Required task — Output the material beneath this task exactly, images excluded.

Data entries —

• • • • •

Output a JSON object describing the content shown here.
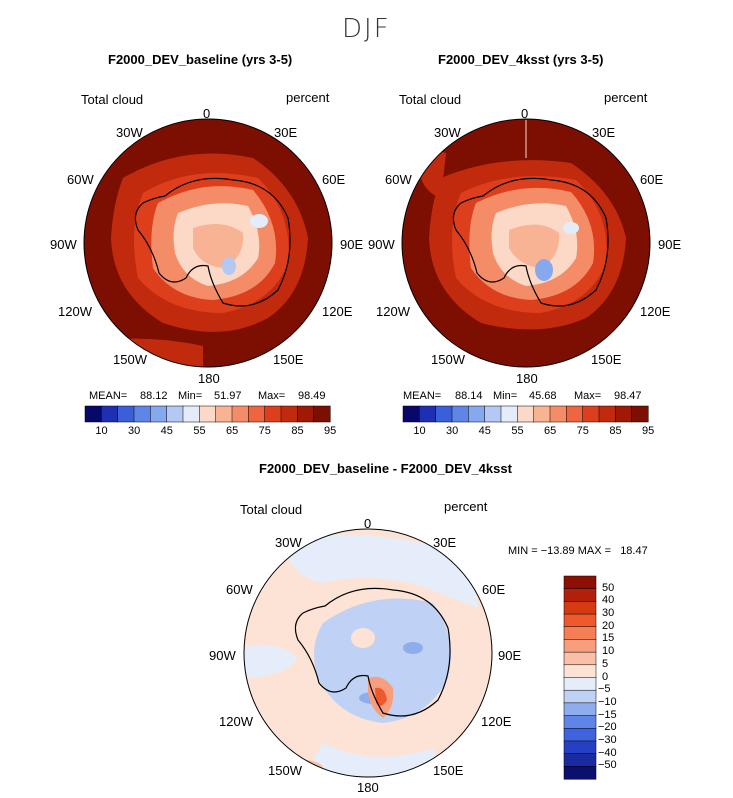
{
  "season": "DJF",
  "panels": [
    {
      "title": "F2000_DEV_baseline (yrs 3-5)",
      "variable": "Total cloud",
      "units": "percent",
      "stats": {
        "mean_label": "MEAN=",
        "mean": "88.12",
        "min_label": "Min=",
        "min": "51.97",
        "max_label": "Max=",
        "max": "98.49"
      }
    },
    {
      "title": "F2000_DEV_4ksst (yrs 3-5)",
      "variable": "Total cloud",
      "units": "percent",
      "stats": {
        "mean_label": "MEAN=",
        "mean": "88.14",
        "min_label": "Min=",
        "min": "45.68",
        "max_label": "Max=",
        "max": "98.47"
      }
    }
  ],
  "diff": {
    "title": "F2000_DEV_baseline - F2000_DEV_4ksst",
    "variable": "Total cloud",
    "units": "percent",
    "minmax": "MIN = −13.89 MAX =   18.47"
  },
  "lon_labels": [
    "0",
    "30E",
    "60E",
    "90E",
    "120E",
    "150E",
    "180",
    "150W",
    "120W",
    "90W",
    "60W",
    "30W"
  ],
  "colorbar_abs": {
    "levels": [
      10,
      30,
      45,
      55,
      65,
      75,
      85,
      95
    ],
    "colors": [
      "#08086b",
      "#1f2fb4",
      "#3b5fd8",
      "#5f86e6",
      "#86a8ee",
      "#b4c8f4",
      "#e4ecfa",
      "#fbd9c6",
      "#f8b394",
      "#f48d67",
      "#ee6540",
      "#dd3f1d",
      "#c22a0e",
      "#9e1a06",
      "#7d0f02"
    ]
  },
  "colorbar_diff": {
    "levels": [
      50,
      40,
      30,
      20,
      15,
      10,
      5,
      0,
      -5,
      -10,
      -15,
      -20,
      -30,
      -40,
      -50
    ],
    "colors": [
      "#8f0f04",
      "#b3200a",
      "#d63a12",
      "#ee5a2c",
      "#f57e56",
      "#f79e7d",
      "#f9c0a7",
      "#fde3d5",
      "#e5edfa",
      "#bfd1f4",
      "#8eadec",
      "#5f86e6",
      "#3f63de",
      "#2540c2",
      "#1a2aa0",
      "#0b0f6e"
    ]
  },
  "chart_data": [
    {
      "type": "heatmap",
      "projection": "south polar stereographic",
      "title": "F2000_DEV_baseline (yrs 3-5)",
      "variable": "Total cloud",
      "units": "percent",
      "mean": 88.12,
      "min": 51.97,
      "max": 98.49,
      "contour_levels": [
        10,
        30,
        45,
        55,
        65,
        75,
        85,
        95
      ]
    },
    {
      "type": "heatmap",
      "projection": "south polar stereographic",
      "title": "F2000_DEV_4ksst (yrs 3-5)",
      "variable": "Total cloud",
      "units": "percent",
      "mean": 88.14,
      "min": 45.68,
      "max": 98.47,
      "contour_levels": [
        10,
        30,
        45,
        55,
        65,
        75,
        85,
        95
      ]
    },
    {
      "type": "heatmap",
      "projection": "south polar stereographic",
      "title": "F2000_DEV_baseline - F2000_DEV_4ksst",
      "variable": "Total cloud",
      "units": "percent",
      "min": -13.89,
      "max": 18.47,
      "contour_levels": [
        -50,
        -40,
        -30,
        -20,
        -15,
        -10,
        -5,
        0,
        5,
        10,
        15,
        20,
        30,
        40,
        50
      ]
    }
  ]
}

• • • • •

Exercise answer —
Output a JSON object describing the content shown here.
{
  "season": "DJF",
  "panels": [
    {
      "title": "F2000_DEV_baseline (yrs 3-5)",
      "variable": "Total cloud",
      "units": "percent",
      "stats": {
        "mean_label": "MEAN=",
        "mean": "88.12",
        "min_label": "Min=",
        "min": "51.97",
        "max_label": "Max=",
        "max": "98.49"
      }
    },
    {
      "title": "F2000_DEV_4ksst (yrs 3-5)",
      "variable": "Total cloud",
      "units": "percent",
      "stats": {
        "mean_label": "MEAN=",
        "mean": "88.14",
        "min_label": "Min=",
        "min": "45.68",
        "max_label": "Max=",
        "max": "98.47"
      }
    }
  ],
  "diff": {
    "title": "F2000_DEV_baseline - F2000_DEV_4ksst",
    "variable": "Total cloud",
    "units": "percent",
    "minmax": "MIN = −13.89 MAX =   18.47"
  },
  "lon_labels": [
    "0",
    "30E",
    "60E",
    "90E",
    "120E",
    "150E",
    "180",
    "150W",
    "120W",
    "90W",
    "60W",
    "30W"
  ],
  "colorbar_abs": {
    "levels": [
      10,
      30,
      45,
      55,
      65,
      75,
      85,
      95
    ],
    "colors": [
      "#08086b",
      "#1f2fb4",
      "#3b5fd8",
      "#5f86e6",
      "#86a8ee",
      "#b4c8f4",
      "#e4ecfa",
      "#fbd9c6",
      "#f8b394",
      "#f48d67",
      "#ee6540",
      "#dd3f1d",
      "#c22a0e",
      "#9e1a06",
      "#7d0f02"
    ]
  },
  "colorbar_diff": {
    "levels": [
      50,
      40,
      30,
      20,
      15,
      10,
      5,
      0,
      -5,
      -10,
      -15,
      -20,
      -30,
      -40,
      -50
    ],
    "colors": [
      "#8f0f04",
      "#b3200a",
      "#d63a12",
      "#ee5a2c",
      "#f57e56",
      "#f79e7d",
      "#f9c0a7",
      "#fde3d5",
      "#e5edfa",
      "#bfd1f4",
      "#8eadec",
      "#5f86e6",
      "#3f63de",
      "#2540c2",
      "#1a2aa0",
      "#0b0f6e"
    ]
  },
  "chart_data": [
    {
      "type": "heatmap",
      "projection": "south polar stereographic",
      "title": "F2000_DEV_baseline (yrs 3-5)",
      "variable": "Total cloud",
      "units": "percent",
      "mean": 88.12,
      "min": 51.97,
      "max": 98.49,
      "contour_levels": [
        10,
        30,
        45,
        55,
        65,
        75,
        85,
        95
      ]
    },
    {
      "type": "heatmap",
      "projection": "south polar stereographic",
      "title": "F2000_DEV_4ksst (yrs 3-5)",
      "variable": "Total cloud",
      "units": "percent",
      "mean": 88.14,
      "min": 45.68,
      "max": 98.47,
      "contour_levels": [
        10,
        30,
        45,
        55,
        65,
        75,
        85,
        95
      ]
    },
    {
      "type": "heatmap",
      "projection": "south polar stereographic",
      "title": "F2000_DEV_baseline - F2000_DEV_4ksst",
      "variable": "Total cloud",
      "units": "percent",
      "min": -13.89,
      "max": 18.47,
      "contour_levels": [
        -50,
        -40,
        -30,
        -20,
        -15,
        -10,
        -5,
        0,
        5,
        10,
        15,
        20,
        30,
        40,
        50
      ]
    }
  ]
}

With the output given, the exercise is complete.